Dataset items
____________

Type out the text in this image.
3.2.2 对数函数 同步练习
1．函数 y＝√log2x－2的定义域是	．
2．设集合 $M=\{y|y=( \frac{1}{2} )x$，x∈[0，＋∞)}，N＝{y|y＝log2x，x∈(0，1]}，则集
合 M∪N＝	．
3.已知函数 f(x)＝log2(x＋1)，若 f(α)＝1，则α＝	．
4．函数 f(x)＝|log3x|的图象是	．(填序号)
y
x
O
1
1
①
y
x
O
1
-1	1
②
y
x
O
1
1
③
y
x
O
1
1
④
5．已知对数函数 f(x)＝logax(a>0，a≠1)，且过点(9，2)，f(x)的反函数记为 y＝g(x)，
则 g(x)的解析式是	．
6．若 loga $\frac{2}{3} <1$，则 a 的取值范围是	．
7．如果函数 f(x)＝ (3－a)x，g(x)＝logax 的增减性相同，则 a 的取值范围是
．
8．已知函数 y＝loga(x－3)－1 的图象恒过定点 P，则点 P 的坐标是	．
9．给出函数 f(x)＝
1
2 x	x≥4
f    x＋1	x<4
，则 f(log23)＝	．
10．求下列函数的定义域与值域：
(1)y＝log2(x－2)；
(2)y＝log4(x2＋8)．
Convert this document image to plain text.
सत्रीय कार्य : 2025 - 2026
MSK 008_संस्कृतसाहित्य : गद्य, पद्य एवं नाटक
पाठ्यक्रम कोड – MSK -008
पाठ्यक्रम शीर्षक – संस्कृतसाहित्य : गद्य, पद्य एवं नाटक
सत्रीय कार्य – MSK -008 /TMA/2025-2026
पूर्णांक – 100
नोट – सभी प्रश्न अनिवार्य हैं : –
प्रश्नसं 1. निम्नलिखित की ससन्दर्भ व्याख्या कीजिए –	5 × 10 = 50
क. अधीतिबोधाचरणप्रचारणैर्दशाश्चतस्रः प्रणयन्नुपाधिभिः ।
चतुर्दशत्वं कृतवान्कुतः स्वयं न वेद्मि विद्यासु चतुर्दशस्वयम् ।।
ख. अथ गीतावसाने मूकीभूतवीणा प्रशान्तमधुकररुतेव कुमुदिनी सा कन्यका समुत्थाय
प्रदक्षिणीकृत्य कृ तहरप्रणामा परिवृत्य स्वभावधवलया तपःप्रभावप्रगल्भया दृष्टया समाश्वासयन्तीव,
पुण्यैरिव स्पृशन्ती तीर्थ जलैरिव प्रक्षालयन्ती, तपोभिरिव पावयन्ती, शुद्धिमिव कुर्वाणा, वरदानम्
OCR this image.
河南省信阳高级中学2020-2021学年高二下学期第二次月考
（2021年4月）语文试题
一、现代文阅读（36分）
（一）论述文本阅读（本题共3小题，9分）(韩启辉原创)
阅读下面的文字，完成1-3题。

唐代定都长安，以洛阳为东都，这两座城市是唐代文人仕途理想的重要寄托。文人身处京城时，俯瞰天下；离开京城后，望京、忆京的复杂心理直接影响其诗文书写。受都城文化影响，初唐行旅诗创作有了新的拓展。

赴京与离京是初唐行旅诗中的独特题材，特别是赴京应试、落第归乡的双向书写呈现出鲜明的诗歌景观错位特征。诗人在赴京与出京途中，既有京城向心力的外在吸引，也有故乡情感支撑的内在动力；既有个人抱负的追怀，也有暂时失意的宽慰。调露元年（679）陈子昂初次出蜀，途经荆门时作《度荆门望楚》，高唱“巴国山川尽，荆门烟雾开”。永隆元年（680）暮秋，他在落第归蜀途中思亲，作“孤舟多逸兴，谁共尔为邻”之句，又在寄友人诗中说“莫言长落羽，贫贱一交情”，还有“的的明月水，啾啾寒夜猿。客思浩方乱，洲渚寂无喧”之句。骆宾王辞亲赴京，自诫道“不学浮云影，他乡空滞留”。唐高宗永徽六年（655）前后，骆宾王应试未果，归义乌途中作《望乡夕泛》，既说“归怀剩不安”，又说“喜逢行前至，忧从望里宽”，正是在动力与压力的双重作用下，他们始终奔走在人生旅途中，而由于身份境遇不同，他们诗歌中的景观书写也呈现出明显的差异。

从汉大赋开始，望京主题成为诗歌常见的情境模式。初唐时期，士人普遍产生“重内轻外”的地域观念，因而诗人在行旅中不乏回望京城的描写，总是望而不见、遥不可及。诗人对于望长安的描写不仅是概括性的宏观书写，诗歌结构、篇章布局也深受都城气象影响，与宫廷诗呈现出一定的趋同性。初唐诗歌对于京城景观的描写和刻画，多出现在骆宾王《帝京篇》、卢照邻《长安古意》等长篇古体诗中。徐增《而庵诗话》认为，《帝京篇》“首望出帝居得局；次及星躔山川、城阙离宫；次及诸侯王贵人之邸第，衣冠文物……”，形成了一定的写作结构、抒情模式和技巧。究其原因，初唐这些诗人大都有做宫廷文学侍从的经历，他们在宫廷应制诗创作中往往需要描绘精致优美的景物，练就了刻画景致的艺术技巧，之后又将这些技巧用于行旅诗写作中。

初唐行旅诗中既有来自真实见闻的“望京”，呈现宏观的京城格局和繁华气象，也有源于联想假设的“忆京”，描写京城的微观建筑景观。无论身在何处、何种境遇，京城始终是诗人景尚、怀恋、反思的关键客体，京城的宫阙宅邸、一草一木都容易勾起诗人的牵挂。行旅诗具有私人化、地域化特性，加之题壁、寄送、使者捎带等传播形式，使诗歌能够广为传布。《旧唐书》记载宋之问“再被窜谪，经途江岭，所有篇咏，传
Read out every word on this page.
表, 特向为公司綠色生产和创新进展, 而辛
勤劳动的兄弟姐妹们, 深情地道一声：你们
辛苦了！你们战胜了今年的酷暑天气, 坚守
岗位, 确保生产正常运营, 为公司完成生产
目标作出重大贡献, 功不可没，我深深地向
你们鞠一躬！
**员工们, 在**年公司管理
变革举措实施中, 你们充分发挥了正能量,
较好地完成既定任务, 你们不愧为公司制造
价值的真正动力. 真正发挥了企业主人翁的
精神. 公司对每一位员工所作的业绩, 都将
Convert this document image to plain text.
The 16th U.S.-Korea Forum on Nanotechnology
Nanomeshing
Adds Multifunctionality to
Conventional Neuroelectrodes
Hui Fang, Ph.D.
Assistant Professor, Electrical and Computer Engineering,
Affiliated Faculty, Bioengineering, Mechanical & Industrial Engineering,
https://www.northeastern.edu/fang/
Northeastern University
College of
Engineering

____________

▶ _What the exercise asks_
Return all the data exactly as given.

▶ _Result of this task_
Type out the text in this image.
3.2.2 对数函数 同步练习
1．函数 y＝√log2x－2的定义域是	．
2．设集合 $M=\{y|y=( \frac{1}{2} )x$，x∈[0，＋∞)}，N＝{y|y＝log2x，x∈(0，1]}，则集
合 M∪N＝	．
3.已知函数 f(x)＝log2(x＋1)，若 f(α)＝1，则α＝	．
4．函数 f(x)＝|log3x|的图象是	．(填序号)
y
x
O
1
1
①
y
x
O
1
-1	1
②
y
x
O
1
1
③
y
x
O
1
1
④
5．已知对数函数 f(x)＝logax(a>0，a≠1)，且过点(9，2)，f(x)的反函数记为 y＝g(x)，
则 g(x)的解析式是	．
6．若 loga $\frac{2}{3} <1$，则 a 的取值范围是	．
7．如果函数 f(x)＝ (3－a)x，g(x)＝logax 的增减性相同，则 a 的取值范围是
．
8．已知函数 y＝loga(x－3)－1 的图象恒过定点 P，则点 P 的坐标是	．
9．给出函数 f(x)＝
1
2 x	x≥4
f    x＋1	x<4
，则 f(log23)＝	．
10．求下列函数的定义域与值域：
(1)y＝log2(x－2)；
(2)y＝log4(x2＋8)．
Convert this document image to plain text.
सत्रीय कार्य : 2025 - 2026
MSK 008_संस्कृतसाहित्य : गद्य, पद्य एवं नाटक
पाठ्यक्रम कोड – MSK -008
पाठ्यक्रम शीर्षक – संस्कृतसाहित्य : गद्य, पद्य एवं नाटक
सत्रीय कार्य – MSK -008 /TMA/2025-2026
पूर्णांक – 100
नोट – सभी प्रश्न अनिवार्य हैं : –
प्रश्नसं 1. निम्नलिखित की ससन्दर्भ व्याख्या कीजिए –	5 × 10 = 50
क. अधीतिबोधाचरणप्रचारणैर्दशाश्चतस्रः प्रणयन्नुपाधिभिः ।
चतुर्दशत्वं कृतवान्कुतः स्वयं न वेद्मि विद्यासु चतुर्दशस्वयम् ।।
ख. अथ गीतावसाने मूकीभूतवीणा प्रशान्तमधुकररुतेव कुमुदिनी सा कन्यका समुत्थाय
प्रदक्षिणीकृत्य कृ तहरप्रणामा परिवृत्य स्वभावधवलया तपःप्रभावप्रगल्भया दृष्टया समाश्वासयन्तीव,
पुण्यैरिव स्पृशन्ती तीर्थ जलैरिव प्रक्षालयन्ती, तपोभिरिव पावयन्ती, शुद्धिमिव कुर्वाणा, वरदानम्
OCR this image.
河南省信阳高级中学2020-2021学年高二下学期第二次月考
（2021年4月）语文试题
一、现代文阅读（36分）
（一）论述文本阅读（本题共3小题，9分）(韩启辉原创)
阅读下面的文字，完成1-3题。

唐代定都长安，以洛阳为东都，这两座城市是唐代文人仕途理想的重要寄托。文人身处京城时，俯瞰天下；离开京城后，望京、忆京的复杂心理直接影响其诗文书写。受都城文化影响，初唐行旅诗创作有了新的拓展。

赴京与离京是初唐行旅诗中的独特题材，特别是赴京应试、落第归乡的双向书写呈现出鲜明的诗歌景观错位特征。诗人在赴京与出京途中，既有京城向心力的外在吸引，也有故乡情感支撑的内在动力；既有个人抱负的追怀，也有暂时失意的宽慰。调露元年（679）陈子昂初次出蜀，途经荆门时作《度荆门望楚》，高唱“巴国山川尽，荆门烟雾开”。永隆元年（680）暮秋，他在落第归蜀途中思亲，作“孤舟多逸兴，谁共尔为邻”之句，又在寄友人诗中说“莫言长落羽，贫贱一交情”，还有“的的明月水，啾啾寒夜猿。客思浩方乱，洲渚寂无喧”之句。骆宾王辞亲赴京，自诫道“不学浮云影，他乡空滞留”。唐高宗永徽六年（655）前后，骆宾王应试未果，归义乌途中作《望乡夕泛》，既说“归怀剩不安”，又说“喜逢行前至，忧从望里宽”，正是在动力与压力的双重作用下，他们始终奔走在人生旅途中，而由于身份境遇不同，他们诗歌中的景观书写也呈现出明显的差异。

从汉大赋开始，望京主题成为诗歌常见的情境模式。初唐时期，士人普遍产生“重内轻外”的地域观念，因而诗人在行旅中不乏回望京城的描写，总是望而不见、遥不可及。诗人对于望长安的描写不仅是概括性的宏观书写，诗歌结构、篇章布局也深受都城气象影响，与宫廷诗呈现出一定的趋同性。初唐诗歌对于京城景观的描写和刻画，多出现在骆宾王《帝京篇》、卢照邻《长安古意》等长篇古体诗中。徐增《而庵诗话》认为，《帝京篇》“首望出帝居得局；次及星躔山川、城阙离宫；次及诸侯王贵人之邸第，衣冠文物……”，形成了一定的写作结构、抒情模式和技巧。究其原因，初唐这些诗人大都有做宫廷文学侍从的经历，他们在宫廷应制诗创作中往往需要描绘精致优美的景物，练就了刻画景致的艺术技巧，之后又将这些技巧用于行旅诗写作中。

初唐行旅诗中既有来自真实见闻的“望京”，呈现宏观的京城格局和繁华气象，也有源于联想假设的“忆京”，描写京城的微观建筑景观。无论身在何处、何种境遇，京城始终是诗人景尚、怀恋、反思的关键客体，京城的宫阙宅邸、一草一木都容易勾起诗人的牵挂。行旅诗具有私人化、地域化特性，加之题壁、寄送、使者捎带等传播形式，使诗歌能够广为传布。《旧唐书》记载宋之问“再被窜谪，经途江岭，所有篇咏，传
Read out every word on this page.
表, 特向为公司綠色生产和创新进展, 而辛
勤劳动的兄弟姐妹们, 深情地道一声：你们
辛苦了！你们战胜了今年的酷暑天气, 坚守
岗位, 确保生产正常运营, 为公司完成生产
目标作出重大贡献, 功不可没，我深深地向
你们鞠一躬！
**员工们, 在**年公司管理
变革举措实施中, 你们充分发挥了正能量,
较好地完成既定任务, 你们不愧为公司制造
价值的真正动力. 真正发挥了企业主人翁的
精神. 公司对每一位员工所作的业绩, 都将
Convert this document image to plain text.
The 16th U.S.-Korea Forum on Nanotechnology
Nanomeshing
Adds Multifunctionality to
Conventional Neuroelectrodes
Hui Fang, Ph.D.
Assistant Professor, Electrical and Computer Engineering,
Affiliated Faculty, Bioengineering, Mechanical & Industrial Engineering,
https://www.northeastern.edu/fang/
Northeastern University
College of
Engineering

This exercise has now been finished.